**** Input records ****

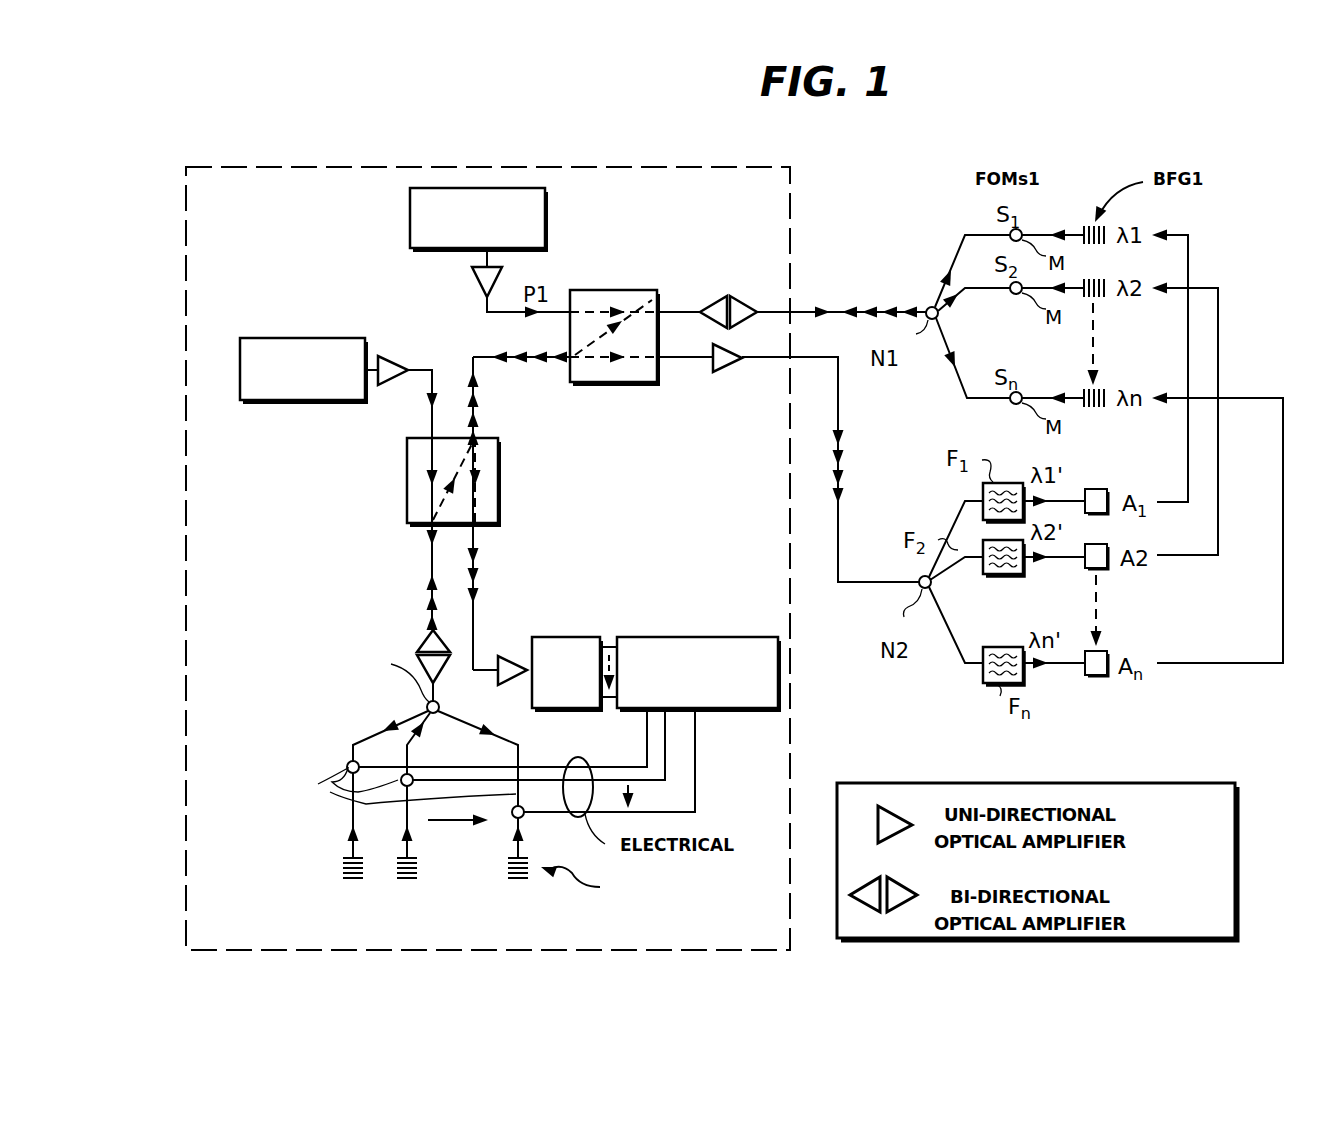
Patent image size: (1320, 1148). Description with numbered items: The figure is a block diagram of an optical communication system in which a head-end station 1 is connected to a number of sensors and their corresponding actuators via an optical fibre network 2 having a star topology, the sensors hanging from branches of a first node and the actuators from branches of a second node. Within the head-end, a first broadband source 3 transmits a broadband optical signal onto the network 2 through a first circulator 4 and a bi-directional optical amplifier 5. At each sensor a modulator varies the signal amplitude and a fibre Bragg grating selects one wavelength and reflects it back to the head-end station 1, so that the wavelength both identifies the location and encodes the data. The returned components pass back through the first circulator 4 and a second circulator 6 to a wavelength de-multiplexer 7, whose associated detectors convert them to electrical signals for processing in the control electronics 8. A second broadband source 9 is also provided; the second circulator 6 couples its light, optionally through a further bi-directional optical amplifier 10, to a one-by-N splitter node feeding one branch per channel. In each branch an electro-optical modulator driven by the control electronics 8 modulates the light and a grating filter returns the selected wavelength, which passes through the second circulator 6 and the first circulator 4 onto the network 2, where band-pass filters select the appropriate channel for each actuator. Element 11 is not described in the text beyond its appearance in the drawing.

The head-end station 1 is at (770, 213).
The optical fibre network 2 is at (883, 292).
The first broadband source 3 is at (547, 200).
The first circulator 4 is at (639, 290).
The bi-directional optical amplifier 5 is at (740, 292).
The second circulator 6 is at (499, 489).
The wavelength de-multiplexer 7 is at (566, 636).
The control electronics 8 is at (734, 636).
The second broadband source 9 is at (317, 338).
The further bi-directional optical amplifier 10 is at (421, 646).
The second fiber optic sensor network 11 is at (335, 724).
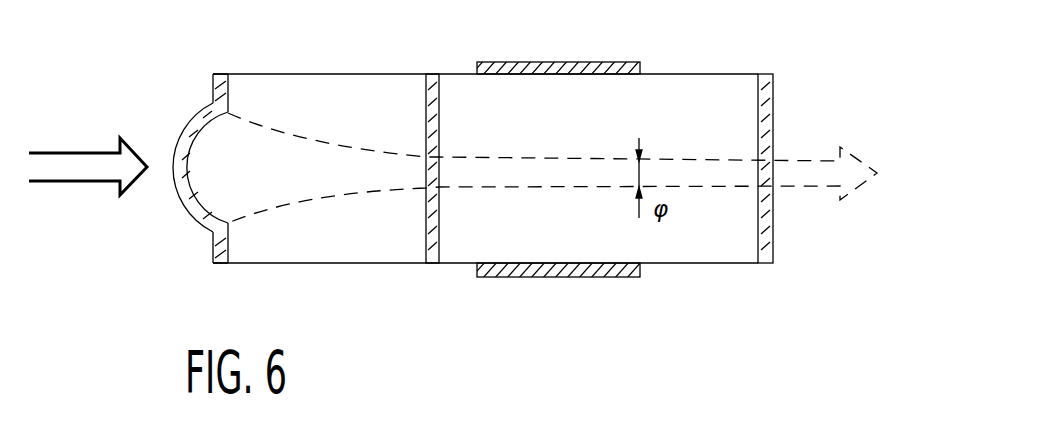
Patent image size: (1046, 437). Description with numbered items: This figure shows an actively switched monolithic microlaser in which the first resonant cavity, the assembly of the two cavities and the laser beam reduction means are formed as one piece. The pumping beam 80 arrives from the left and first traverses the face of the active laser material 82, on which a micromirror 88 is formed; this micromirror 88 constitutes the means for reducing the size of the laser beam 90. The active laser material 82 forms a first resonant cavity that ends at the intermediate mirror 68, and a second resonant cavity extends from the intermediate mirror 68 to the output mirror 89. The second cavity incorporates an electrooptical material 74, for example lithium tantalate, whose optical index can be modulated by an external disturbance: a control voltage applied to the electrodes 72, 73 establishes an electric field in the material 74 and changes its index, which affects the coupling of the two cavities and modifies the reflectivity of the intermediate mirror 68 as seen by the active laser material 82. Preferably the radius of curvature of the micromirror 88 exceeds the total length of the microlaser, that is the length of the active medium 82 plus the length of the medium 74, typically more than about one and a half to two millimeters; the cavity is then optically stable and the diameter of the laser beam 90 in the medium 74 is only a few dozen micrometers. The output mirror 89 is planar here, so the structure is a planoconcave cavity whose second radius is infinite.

****

- **Stated task**: Reproduce all the records above with every occurrence of "Description with numbered items" replaced by "Numbered description" and everything else unchanged. Omit the pictures from the output.

- **Answer to this problem**:
Patent image size: (1320, 1148). Numbered description: The figure is a block diagram of an optical communication system in which a head-end station 1 is connected to a number of sensors and their corresponding actuators via an optical fibre network 2 having a star topology, the sensors hanging from branches of a first node and the actuators from branches of a second node. Within the head-end, a first broadband source 3 transmits a broadband optical signal onto the network 2 through a first circulator 4 and a bi-directional optical amplifier 5. At each sensor a modulator varies the signal amplitude and a fibre Bragg grating selects one wavelength and reflects it back to the head-end station 1, so that the wavelength both identifies the location and encodes the data. The returned components pass back through the first circulator 4 and a second circulator 6 to a wavelength de-multiplexer 7, whose associated detectors convert them to electrical signals for processing in the control electronics 8. A second broadband source 9 is also provided; the second circulator 6 couples its light, optionally through a further bi-directional optical amplifier 10, to a one-by-N splitter node feeding one branch per channel. In each branch an electro-optical modulator driven by the control electronics 8 modulates the light and a grating filter returns the selected wavelength, which passes through the second circulator 6 and the first circulator 4 onto the network 2, where band-pass filters select the appropriate channel for each actuator. Element 11 is not described in the text beyond its appearance in the drawing.

The head-end station 1 is at (770, 213).
The optical fibre network 2 is at (883, 292).
The first broadband source 3 is at (547, 200).
The first circulator 4 is at (639, 290).
The bi-directional optical amplifier 5 is at (740, 292).
The second circulator 6 is at (499, 489).
The wavelength de-multiplexer 7 is at (566, 636).
The control electronics 8 is at (734, 636).
The second broadband source 9 is at (317, 338).
The further bi-directional optical amplifier 10 is at (421, 646).
The second fiber optic sensor network 11 is at (335, 724).
Patent image size: (1046, 437). Numbered description: This figure shows an actively switched monolithic microlaser in which the first resonant cavity, the assembly of the two cavities and the laser beam reduction means are formed as one piece. The pumping beam 80 arrives from the left and first traverses the face of the active laser material 82, on which a micromirror 88 is formed; this micromirror 88 constitutes the means for reducing the size of the laser beam 90. The active laser material 82 forms a first resonant cavity that ends at the intermediate mirror 68, and a second resonant cavity extends from the intermediate mirror 68 to the output mirror 89. The second cavity incorporates an electrooptical material 74, for example lithium tantalate, whose optical index can be modulated by an external disturbance: a control voltage applied to the electrodes 72, 73 establishes an electric field in the material 74 and changes its index, which affects the coupling of the two cavities and modifies the reflectivity of the intermediate mirror 68 as seen by the active laser material 82. Preferably the radius of curvature of the micromirror 88 exceeds the total length of the microlaser, that is the length of the active medium 82 plus the length of the medium 74, typically more than about one and a half to two millimeters; the cavity is then optically stable and the diameter of the laser beam 90 in the medium 74 is only a few dozen micrometers. The output mirror 89 is planar here, so the structure is a planoconcave cavity whose second radius is infinite.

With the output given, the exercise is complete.